--- start of DATA LINES ---

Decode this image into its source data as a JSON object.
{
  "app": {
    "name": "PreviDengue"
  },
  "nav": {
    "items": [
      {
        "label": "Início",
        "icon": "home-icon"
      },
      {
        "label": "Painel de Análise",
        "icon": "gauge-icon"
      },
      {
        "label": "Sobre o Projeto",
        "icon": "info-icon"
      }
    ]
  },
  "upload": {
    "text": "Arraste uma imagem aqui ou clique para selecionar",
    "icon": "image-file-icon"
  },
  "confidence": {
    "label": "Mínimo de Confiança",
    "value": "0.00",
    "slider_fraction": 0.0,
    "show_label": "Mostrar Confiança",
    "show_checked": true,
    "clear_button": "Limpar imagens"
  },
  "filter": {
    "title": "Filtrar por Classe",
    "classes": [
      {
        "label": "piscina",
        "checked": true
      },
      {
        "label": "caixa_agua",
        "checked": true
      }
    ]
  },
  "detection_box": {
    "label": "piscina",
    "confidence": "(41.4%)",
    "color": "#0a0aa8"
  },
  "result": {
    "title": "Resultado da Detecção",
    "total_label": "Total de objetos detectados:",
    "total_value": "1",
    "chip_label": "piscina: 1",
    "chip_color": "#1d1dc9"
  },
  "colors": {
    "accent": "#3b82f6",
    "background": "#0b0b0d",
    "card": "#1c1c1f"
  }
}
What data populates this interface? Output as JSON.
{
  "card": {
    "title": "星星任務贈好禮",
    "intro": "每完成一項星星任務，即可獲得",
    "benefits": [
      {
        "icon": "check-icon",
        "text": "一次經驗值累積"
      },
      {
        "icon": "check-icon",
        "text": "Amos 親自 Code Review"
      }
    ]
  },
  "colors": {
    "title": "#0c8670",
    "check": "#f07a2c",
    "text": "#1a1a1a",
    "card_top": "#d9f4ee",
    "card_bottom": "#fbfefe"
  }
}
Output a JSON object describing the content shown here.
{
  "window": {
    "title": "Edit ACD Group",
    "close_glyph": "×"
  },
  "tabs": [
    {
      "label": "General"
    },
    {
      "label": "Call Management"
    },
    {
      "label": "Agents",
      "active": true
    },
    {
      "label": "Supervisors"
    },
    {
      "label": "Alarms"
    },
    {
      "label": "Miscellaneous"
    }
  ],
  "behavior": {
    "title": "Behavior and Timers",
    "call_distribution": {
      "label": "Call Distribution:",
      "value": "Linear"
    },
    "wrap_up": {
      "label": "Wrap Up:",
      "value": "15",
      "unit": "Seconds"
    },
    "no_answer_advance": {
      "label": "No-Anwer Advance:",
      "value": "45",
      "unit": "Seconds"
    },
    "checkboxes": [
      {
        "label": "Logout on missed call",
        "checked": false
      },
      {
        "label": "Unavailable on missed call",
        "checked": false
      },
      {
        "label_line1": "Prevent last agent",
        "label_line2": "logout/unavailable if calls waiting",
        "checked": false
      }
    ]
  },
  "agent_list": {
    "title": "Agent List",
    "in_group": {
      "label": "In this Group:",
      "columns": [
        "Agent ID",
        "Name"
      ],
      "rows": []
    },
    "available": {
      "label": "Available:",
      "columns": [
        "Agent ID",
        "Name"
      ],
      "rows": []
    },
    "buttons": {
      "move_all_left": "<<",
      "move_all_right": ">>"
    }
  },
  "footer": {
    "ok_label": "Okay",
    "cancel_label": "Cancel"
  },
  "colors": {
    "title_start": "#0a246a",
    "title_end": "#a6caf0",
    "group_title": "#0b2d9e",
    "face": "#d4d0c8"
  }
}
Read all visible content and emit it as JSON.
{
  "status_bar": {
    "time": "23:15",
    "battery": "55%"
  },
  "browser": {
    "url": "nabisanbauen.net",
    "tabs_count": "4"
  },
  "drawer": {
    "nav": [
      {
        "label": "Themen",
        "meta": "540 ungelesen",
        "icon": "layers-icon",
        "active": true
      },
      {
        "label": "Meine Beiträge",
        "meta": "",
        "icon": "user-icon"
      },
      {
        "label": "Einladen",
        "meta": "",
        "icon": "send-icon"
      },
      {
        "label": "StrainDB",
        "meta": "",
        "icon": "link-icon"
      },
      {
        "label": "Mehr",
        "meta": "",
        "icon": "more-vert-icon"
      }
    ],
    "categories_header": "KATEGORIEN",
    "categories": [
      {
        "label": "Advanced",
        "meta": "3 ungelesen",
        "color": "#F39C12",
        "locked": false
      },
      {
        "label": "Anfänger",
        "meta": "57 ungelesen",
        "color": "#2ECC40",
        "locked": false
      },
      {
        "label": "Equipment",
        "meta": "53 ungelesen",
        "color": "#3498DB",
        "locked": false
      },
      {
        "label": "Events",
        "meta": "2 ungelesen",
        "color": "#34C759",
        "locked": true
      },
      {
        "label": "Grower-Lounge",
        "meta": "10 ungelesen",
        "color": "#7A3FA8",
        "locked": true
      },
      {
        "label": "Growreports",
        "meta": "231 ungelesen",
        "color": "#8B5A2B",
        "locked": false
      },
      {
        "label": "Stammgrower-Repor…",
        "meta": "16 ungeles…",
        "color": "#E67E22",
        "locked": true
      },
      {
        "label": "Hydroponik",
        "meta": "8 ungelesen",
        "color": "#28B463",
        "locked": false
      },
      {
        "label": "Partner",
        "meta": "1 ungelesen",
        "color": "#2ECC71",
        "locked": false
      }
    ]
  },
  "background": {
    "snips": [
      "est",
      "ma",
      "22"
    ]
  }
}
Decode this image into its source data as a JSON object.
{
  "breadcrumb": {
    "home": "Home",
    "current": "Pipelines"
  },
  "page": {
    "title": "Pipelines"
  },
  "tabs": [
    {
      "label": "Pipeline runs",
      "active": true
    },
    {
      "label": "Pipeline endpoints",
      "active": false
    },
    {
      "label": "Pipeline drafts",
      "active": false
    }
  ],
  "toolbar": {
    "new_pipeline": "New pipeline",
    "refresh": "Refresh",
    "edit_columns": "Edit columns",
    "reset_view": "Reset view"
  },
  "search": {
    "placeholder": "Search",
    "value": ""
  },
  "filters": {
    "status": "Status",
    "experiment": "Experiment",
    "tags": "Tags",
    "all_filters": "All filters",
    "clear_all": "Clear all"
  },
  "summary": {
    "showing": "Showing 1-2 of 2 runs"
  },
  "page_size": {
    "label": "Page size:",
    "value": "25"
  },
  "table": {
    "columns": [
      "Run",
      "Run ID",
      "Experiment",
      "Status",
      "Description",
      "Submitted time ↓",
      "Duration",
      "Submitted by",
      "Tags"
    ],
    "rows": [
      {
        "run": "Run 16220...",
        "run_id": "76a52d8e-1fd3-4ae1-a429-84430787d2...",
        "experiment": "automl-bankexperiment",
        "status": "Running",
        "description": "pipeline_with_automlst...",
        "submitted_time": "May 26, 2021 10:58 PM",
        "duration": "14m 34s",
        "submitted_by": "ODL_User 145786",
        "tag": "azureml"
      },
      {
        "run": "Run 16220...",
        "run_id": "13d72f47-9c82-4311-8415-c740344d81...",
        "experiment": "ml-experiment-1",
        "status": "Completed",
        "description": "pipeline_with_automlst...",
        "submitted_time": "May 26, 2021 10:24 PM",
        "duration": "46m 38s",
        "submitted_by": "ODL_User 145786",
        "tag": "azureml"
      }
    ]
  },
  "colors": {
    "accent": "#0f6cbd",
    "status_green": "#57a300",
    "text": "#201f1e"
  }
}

--- end of DATA LINES ---

DO THIS> List all lines holding the string "missed".

THE OUTPUT>
        "label": "Logout on missed call",
        "label": "Unavailable on missed call",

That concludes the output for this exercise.